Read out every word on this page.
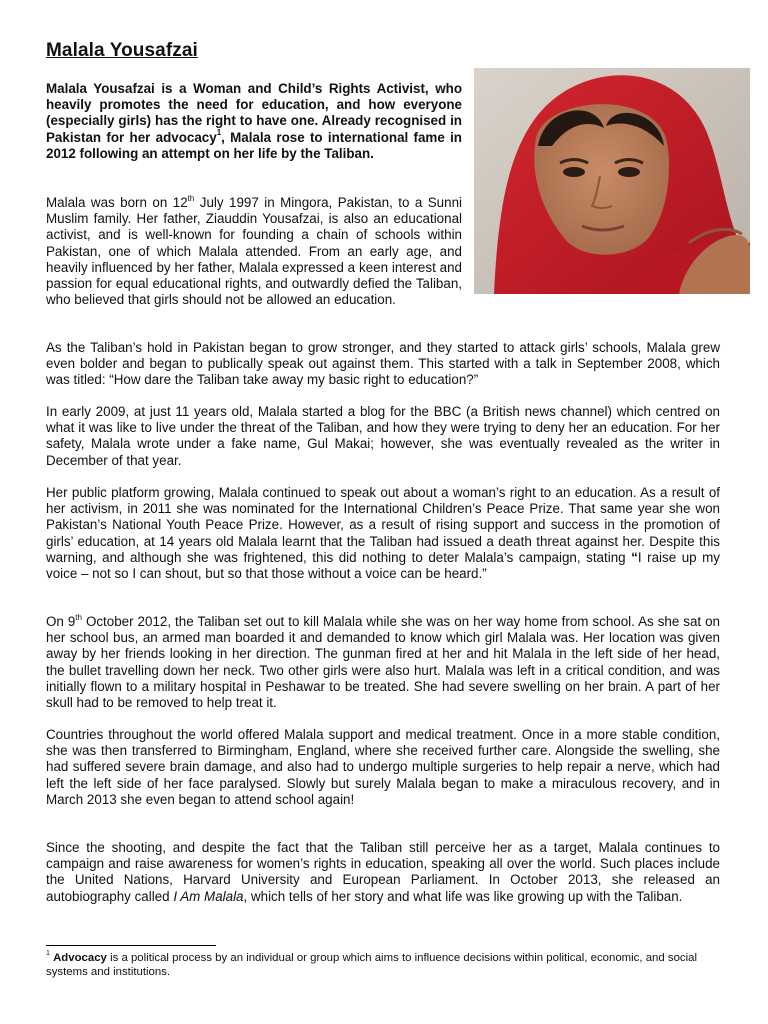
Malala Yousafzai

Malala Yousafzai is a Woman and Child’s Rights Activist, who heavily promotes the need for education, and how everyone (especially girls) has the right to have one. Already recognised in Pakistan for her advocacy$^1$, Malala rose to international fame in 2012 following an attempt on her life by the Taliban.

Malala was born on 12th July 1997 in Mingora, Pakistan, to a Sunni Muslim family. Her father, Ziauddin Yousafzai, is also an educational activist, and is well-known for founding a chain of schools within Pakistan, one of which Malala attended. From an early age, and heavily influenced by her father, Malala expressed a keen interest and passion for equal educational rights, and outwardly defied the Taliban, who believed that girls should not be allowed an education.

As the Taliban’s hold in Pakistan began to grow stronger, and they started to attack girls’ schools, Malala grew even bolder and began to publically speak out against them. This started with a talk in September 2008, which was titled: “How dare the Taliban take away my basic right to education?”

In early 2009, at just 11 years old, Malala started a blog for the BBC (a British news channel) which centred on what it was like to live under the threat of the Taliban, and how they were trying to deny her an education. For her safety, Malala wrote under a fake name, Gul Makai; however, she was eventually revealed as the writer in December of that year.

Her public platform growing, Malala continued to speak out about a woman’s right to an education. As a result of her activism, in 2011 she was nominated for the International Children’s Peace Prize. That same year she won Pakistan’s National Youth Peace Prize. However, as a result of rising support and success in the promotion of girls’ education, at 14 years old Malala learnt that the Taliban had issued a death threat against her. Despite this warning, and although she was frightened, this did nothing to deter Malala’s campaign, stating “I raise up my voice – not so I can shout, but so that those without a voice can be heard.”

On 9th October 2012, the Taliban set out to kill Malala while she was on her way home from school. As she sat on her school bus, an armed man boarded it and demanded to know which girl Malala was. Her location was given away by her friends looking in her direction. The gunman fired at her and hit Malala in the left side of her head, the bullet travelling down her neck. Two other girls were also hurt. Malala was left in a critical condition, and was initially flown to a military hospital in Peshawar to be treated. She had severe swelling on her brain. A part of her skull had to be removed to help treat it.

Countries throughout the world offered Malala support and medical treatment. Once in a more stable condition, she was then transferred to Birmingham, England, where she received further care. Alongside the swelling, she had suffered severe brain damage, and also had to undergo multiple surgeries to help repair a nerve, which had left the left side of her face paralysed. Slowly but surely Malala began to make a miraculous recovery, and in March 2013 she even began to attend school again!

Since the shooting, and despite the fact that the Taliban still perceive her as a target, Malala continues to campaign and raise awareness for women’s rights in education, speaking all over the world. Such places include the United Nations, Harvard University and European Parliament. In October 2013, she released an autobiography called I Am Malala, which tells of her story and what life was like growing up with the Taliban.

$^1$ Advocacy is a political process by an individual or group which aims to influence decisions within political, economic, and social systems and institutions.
::::
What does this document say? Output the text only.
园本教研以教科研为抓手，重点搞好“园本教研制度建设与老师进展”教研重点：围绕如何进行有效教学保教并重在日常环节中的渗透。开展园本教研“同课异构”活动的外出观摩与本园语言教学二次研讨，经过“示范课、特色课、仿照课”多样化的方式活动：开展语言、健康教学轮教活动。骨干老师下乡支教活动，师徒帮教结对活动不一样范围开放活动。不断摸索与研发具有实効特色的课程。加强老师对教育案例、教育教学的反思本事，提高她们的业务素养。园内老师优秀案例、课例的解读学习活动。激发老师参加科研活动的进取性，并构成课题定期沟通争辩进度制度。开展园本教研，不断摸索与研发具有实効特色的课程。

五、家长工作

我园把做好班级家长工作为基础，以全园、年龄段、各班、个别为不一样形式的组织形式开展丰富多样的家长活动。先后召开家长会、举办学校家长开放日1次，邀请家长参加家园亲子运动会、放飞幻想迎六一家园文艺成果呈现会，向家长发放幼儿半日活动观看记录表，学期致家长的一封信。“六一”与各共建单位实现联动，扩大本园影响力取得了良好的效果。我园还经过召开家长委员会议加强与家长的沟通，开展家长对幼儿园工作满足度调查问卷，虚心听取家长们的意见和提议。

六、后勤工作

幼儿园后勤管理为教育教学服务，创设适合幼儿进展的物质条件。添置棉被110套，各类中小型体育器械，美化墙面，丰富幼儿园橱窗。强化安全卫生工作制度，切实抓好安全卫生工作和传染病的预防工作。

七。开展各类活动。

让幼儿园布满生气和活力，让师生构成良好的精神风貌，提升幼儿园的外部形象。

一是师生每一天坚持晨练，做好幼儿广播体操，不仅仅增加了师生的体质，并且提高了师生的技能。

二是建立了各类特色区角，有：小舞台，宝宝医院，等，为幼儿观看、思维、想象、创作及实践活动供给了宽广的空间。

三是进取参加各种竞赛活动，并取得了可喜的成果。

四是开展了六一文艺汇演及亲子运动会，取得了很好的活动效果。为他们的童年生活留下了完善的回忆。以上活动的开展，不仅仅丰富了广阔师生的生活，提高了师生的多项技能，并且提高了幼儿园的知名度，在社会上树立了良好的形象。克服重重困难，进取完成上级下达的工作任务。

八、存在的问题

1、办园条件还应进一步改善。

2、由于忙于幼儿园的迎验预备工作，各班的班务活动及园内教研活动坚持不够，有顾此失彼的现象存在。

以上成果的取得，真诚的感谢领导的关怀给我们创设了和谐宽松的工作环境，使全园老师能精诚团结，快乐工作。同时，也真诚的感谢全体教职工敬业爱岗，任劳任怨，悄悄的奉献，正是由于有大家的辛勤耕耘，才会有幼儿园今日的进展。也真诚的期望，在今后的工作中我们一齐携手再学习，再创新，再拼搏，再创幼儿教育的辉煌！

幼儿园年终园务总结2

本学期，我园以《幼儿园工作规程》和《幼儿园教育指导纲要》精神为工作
::::
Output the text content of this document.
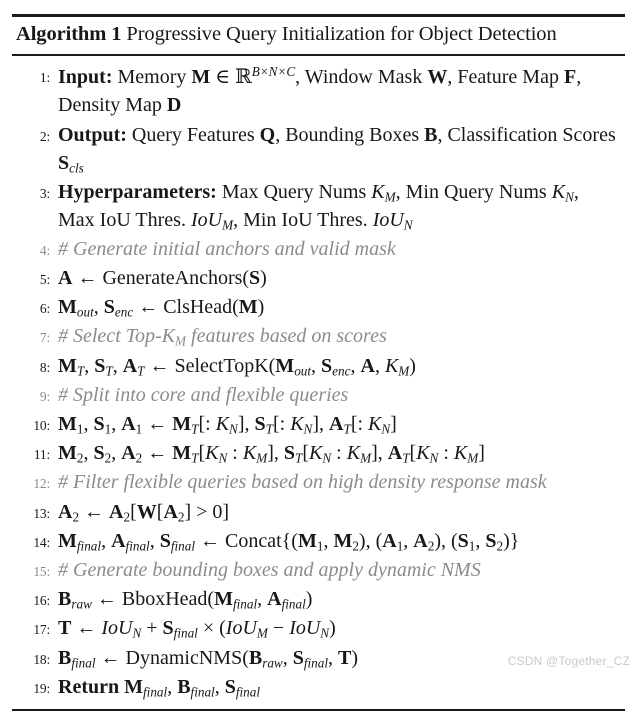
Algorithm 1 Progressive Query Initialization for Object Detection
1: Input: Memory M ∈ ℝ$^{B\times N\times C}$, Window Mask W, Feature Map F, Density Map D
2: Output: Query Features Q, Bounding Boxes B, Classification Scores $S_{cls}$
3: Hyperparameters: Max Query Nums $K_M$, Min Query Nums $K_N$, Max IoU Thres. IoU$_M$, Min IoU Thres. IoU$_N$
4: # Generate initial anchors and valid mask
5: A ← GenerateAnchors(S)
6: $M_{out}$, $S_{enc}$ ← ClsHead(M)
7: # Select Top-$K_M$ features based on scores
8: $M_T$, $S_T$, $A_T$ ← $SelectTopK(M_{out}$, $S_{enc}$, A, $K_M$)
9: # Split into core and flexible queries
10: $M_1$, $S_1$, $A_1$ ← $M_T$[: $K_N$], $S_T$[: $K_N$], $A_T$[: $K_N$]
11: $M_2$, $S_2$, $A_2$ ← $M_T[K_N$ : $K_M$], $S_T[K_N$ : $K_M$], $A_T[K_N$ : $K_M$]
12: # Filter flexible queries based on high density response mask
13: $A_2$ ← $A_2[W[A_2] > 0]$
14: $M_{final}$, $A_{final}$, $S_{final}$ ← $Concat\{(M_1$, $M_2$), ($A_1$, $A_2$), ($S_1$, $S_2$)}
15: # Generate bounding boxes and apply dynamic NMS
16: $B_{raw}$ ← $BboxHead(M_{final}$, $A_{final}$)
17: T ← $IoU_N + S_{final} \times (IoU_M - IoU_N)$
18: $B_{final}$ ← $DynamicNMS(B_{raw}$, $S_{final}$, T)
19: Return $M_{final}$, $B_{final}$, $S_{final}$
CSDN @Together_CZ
::::
The task: Determine the number of lines in the records that include the string "text", and respond with that number only.

Task response: 2